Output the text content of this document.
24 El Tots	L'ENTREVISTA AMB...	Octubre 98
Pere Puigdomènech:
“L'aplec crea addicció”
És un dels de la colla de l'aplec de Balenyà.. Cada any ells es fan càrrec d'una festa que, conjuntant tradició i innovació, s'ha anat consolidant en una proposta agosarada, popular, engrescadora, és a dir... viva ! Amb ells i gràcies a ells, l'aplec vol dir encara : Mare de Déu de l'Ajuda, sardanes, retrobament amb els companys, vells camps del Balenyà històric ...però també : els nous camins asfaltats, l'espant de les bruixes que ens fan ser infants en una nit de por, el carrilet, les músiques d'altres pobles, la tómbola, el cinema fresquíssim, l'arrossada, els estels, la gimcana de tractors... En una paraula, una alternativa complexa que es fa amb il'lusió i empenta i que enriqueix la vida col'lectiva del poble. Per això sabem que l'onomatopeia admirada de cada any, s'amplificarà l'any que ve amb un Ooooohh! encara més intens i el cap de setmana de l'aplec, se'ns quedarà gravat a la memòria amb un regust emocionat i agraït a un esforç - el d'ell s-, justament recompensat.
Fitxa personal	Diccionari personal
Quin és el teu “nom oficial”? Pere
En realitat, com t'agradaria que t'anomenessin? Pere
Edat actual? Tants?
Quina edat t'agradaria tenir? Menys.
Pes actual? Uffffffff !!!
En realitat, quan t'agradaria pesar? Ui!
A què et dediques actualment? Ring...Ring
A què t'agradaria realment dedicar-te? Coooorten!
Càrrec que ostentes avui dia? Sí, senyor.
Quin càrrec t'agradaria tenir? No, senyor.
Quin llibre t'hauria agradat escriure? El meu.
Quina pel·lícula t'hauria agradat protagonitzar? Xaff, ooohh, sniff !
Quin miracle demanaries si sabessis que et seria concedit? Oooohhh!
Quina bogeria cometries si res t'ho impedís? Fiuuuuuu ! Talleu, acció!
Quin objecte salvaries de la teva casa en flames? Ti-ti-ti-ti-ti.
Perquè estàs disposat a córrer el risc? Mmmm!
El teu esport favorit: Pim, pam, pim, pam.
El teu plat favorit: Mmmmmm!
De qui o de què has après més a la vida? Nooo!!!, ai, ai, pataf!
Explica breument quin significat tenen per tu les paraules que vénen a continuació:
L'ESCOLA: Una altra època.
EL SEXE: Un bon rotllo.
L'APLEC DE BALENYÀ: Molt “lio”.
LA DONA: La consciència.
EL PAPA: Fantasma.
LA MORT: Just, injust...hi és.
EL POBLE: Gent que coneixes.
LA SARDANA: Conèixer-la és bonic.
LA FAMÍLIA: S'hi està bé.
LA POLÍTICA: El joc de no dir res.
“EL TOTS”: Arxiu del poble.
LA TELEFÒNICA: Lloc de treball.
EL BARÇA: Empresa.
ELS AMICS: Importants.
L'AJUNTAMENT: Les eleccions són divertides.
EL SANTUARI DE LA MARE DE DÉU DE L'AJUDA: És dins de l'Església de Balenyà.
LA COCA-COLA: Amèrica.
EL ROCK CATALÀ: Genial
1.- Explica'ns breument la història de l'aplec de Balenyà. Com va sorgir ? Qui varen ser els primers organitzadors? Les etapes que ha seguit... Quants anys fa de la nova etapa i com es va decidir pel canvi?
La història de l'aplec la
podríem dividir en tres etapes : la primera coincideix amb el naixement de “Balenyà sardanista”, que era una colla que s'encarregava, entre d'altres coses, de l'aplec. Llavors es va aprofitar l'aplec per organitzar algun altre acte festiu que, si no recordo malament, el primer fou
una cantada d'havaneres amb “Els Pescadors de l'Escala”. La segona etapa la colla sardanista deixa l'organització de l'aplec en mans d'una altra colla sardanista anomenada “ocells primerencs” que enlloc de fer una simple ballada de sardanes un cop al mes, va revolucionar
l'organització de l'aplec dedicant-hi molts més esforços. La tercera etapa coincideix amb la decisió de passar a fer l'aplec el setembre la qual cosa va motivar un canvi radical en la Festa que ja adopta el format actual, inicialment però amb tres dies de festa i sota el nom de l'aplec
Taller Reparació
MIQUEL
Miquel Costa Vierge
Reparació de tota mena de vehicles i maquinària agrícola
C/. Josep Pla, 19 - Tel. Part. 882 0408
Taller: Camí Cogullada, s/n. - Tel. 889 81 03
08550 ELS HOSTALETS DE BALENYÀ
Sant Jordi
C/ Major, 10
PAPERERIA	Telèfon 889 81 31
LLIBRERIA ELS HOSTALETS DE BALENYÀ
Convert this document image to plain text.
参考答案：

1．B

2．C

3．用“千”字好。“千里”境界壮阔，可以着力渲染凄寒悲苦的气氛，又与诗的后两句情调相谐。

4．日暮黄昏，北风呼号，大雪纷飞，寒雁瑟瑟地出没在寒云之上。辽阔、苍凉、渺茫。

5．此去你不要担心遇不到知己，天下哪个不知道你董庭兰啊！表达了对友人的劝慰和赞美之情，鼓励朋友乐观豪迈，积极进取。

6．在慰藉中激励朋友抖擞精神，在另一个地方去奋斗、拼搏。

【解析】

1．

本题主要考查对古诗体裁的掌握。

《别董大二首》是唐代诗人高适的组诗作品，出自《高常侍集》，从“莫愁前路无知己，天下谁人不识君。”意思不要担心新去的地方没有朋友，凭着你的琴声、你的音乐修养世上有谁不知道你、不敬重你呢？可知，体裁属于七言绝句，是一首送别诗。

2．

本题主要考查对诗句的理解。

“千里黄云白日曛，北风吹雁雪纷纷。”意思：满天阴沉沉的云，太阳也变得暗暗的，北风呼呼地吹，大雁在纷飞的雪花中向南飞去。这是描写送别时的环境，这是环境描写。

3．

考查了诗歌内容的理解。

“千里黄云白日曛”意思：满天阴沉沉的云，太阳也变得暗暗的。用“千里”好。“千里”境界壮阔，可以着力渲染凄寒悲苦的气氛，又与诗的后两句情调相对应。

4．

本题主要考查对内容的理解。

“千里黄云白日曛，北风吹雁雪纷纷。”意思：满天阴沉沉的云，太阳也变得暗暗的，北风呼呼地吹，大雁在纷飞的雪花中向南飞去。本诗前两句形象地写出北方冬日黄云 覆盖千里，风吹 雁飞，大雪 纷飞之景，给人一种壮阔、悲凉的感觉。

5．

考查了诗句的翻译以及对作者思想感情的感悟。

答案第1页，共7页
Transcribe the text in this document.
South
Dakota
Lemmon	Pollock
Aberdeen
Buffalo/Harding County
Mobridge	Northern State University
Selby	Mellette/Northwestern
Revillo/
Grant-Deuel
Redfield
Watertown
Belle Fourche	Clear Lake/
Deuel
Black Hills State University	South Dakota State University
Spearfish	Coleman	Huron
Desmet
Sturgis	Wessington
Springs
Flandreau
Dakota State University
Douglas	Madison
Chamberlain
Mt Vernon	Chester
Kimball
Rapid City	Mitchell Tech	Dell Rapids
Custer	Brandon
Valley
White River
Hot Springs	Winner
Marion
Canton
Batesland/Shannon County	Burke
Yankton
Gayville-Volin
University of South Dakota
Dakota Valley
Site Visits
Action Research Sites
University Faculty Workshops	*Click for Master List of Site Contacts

┄┄┄┄┄┄

- [CHALLENGE]:
Transcribe the material above word for word.

- [THE REPLY]:
Output the text content of this document.
24 El Tots	L'ENTREVISTA AMB...	Octubre 98
Pere Puigdomènech:
“L'aplec crea addicció”
És un dels de la colla de l'aplec de Balenyà.. Cada any ells es fan càrrec d'una festa que, conjuntant tradició i innovació, s'ha anat consolidant en una proposta agosarada, popular, engrescadora, és a dir... viva ! Amb ells i gràcies a ells, l'aplec vol dir encara : Mare de Déu de l'Ajuda, sardanes, retrobament amb els companys, vells camps del Balenyà històric ...però també : els nous camins asfaltats, l'espant de les bruixes que ens fan ser infants en una nit de por, el carrilet, les músiques d'altres pobles, la tómbola, el cinema fresquíssim, l'arrossada, els estels, la gimcana de tractors... En una paraula, una alternativa complexa que es fa amb il'lusió i empenta i que enriqueix la vida col'lectiva del poble. Per això sabem que l'onomatopeia admirada de cada any, s'amplificarà l'any que ve amb un Ooooohh! encara més intens i el cap de setmana de l'aplec, se'ns quedarà gravat a la memòria amb un regust emocionat i agraït a un esforç - el d'ell s-, justament recompensat.
Fitxa personal	Diccionari personal
Quin és el teu “nom oficial”? Pere
En realitat, com t'agradaria que t'anomenessin? Pere
Edat actual? Tants?
Quina edat t'agradaria tenir? Menys.
Pes actual? Uffffffff !!!
En realitat, quan t'agradaria pesar? Ui!
A què et dediques actualment? Ring...Ring
A què t'agradaria realment dedicar-te? Coooorten!
Càrrec que ostentes avui dia? Sí, senyor.
Quin càrrec t'agradaria tenir? No, senyor.
Quin llibre t'hauria agradat escriure? El meu.
Quina pel·lícula t'hauria agradat protagonitzar? Xaff, ooohh, sniff !
Quin miracle demanaries si sabessis que et seria concedit? Oooohhh!
Quina bogeria cometries si res t'ho impedís? Fiuuuuuu ! Talleu, acció!
Quin objecte salvaries de la teva casa en flames? Ti-ti-ti-ti-ti.
Perquè estàs disposat a córrer el risc? Mmmm!
El teu esport favorit: Pim, pam, pim, pam.
El teu plat favorit: Mmmmmm!
De qui o de què has après més a la vida? Nooo!!!, ai, ai, pataf!
Explica breument quin significat tenen per tu les paraules que vénen a continuació:
L'ESCOLA: Una altra època.
EL SEXE: Un bon rotllo.
L'APLEC DE BALENYÀ: Molt “lio”.
LA DONA: La consciència.
EL PAPA: Fantasma.
LA MORT: Just, injust...hi és.
EL POBLE: Gent que coneixes.
LA SARDANA: Conèixer-la és bonic.
LA FAMÍLIA: S'hi està bé.
LA POLÍTICA: El joc de no dir res.
“EL TOTS”: Arxiu del poble.
LA TELEFÒNICA: Lloc de treball.
EL BARÇA: Empresa.
ELS AMICS: Importants.
L'AJUNTAMENT: Les eleccions són divertides.
EL SANTUARI DE LA MARE DE DÉU DE L'AJUDA: És dins de l'Església de Balenyà.
LA COCA-COLA: Amèrica.
EL ROCK CATALÀ: Genial
1.- Explica'ns breument la història de l'aplec de Balenyà. Com va sorgir ? Qui varen ser els primers organitzadors? Les etapes que ha seguit... Quants anys fa de la nova etapa i com es va decidir pel canvi?
La història de l'aplec la
podríem dividir en tres etapes : la primera coincideix amb el naixement de “Balenyà sardanista”, que era una colla que s'encarregava, entre d'altres coses, de l'aplec. Llavors es va aprofitar l'aplec per organitzar algun altre acte festiu que, si no recordo malament, el primer fou
una cantada d'havaneres amb “Els Pescadors de l'Escala”. La segona etapa la colla sardanista deixa l'organització de l'aplec en mans d'una altra colla sardanista anomenada “ocells primerencs” que enlloc de fer una simple ballada de sardanes un cop al mes, va revolucionar
l'organització de l'aplec dedicant-hi molts més esforços. La tercera etapa coincideix amb la decisió de passar a fer l'aplec el setembre la qual cosa va motivar un canvi radical en la Festa que ja adopta el format actual, inicialment però amb tres dies de festa i sota el nom de l'aplec
Taller Reparació
MIQUEL
Miquel Costa Vierge
Reparació de tota mena de vehicles i maquinària agrícola
C/. Josep Pla, 19 - Tel. Part. 882 0408
Taller: Camí Cogullada, s/n. - Tel. 889 81 03
08550 ELS HOSTALETS DE BALENYÀ
Sant Jordi
C/ Major, 10
PAPERERIA	Telèfon 889 81 31
LLIBRERIA ELS HOSTALETS DE BALENYÀ
Convert this document image to plain text.
参考答案：

1．B

2．C

3．用“千”字好。“千里”境界壮阔，可以着力渲染凄寒悲苦的气氛，又与诗的后两句情调相谐。

4．日暮黄昏，北风呼号，大雪纷飞，寒雁瑟瑟地出没在寒云之上。辽阔、苍凉、渺茫。

5．此去你不要担心遇不到知己，天下哪个不知道你董庭兰啊！表达了对友人的劝慰和赞美之情，鼓励朋友乐观豪迈，积极进取。

6．在慰藉中激励朋友抖擞精神，在另一个地方去奋斗、拼搏。

【解析】

1．

本题主要考查对古诗体裁的掌握。

《别董大二首》是唐代诗人高适的组诗作品，出自《高常侍集》，从“莫愁前路无知己，天下谁人不识君。”意思不要担心新去的地方没有朋友，凭着你的琴声、你的音乐修养世上有谁不知道你、不敬重你呢？可知，体裁属于七言绝句，是一首送别诗。

2．

本题主要考查对诗句的理解。

“千里黄云白日曛，北风吹雁雪纷纷。”意思：满天阴沉沉的云，太阳也变得暗暗的，北风呼呼地吹，大雁在纷飞的雪花中向南飞去。这是描写送别时的环境，这是环境描写。

3．

考查了诗歌内容的理解。

“千里黄云白日曛”意思：满天阴沉沉的云，太阳也变得暗暗的。用“千里”好。“千里”境界壮阔，可以着力渲染凄寒悲苦的气氛，又与诗的后两句情调相对应。

4．

本题主要考查对内容的理解。

“千里黄云白日曛，北风吹雁雪纷纷。”意思：满天阴沉沉的云，太阳也变得暗暗的，北风呼呼地吹，大雁在纷飞的雪花中向南飞去。本诗前两句形象地写出北方冬日黄云 覆盖千里，风吹 雁飞，大雪 纷飞之景，给人一种壮阔、悲凉的感觉。

5．

考查了诗句的翻译以及对作者思想感情的感悟。

答案第1页，共7页
Transcribe the text in this document.
South
Dakota
Lemmon	Pollock
Aberdeen
Buffalo/Harding County
Mobridge	Northern State University
Selby	Mellette/Northwestern
Revillo/
Grant-Deuel
Redfield
Watertown
Belle Fourche	Clear Lake/
Deuel
Black Hills State University	South Dakota State University
Spearfish	Coleman	Huron
Desmet
Sturgis	Wessington
Springs
Flandreau
Dakota State University
Douglas	Madison
Chamberlain
Mt Vernon	Chester
Kimball
Rapid City	Mitchell Tech	Dell Rapids
Custer	Brandon
Valley
White River
Hot Springs	Winner
Marion
Canton
Batesland/Shannon County	Burke
Yankton
Gayville-Volin
University of South Dakota
Dakota Valley
Site Visits
Action Research Sites
University Faculty Workshops	*Click for Master List of Site Contacts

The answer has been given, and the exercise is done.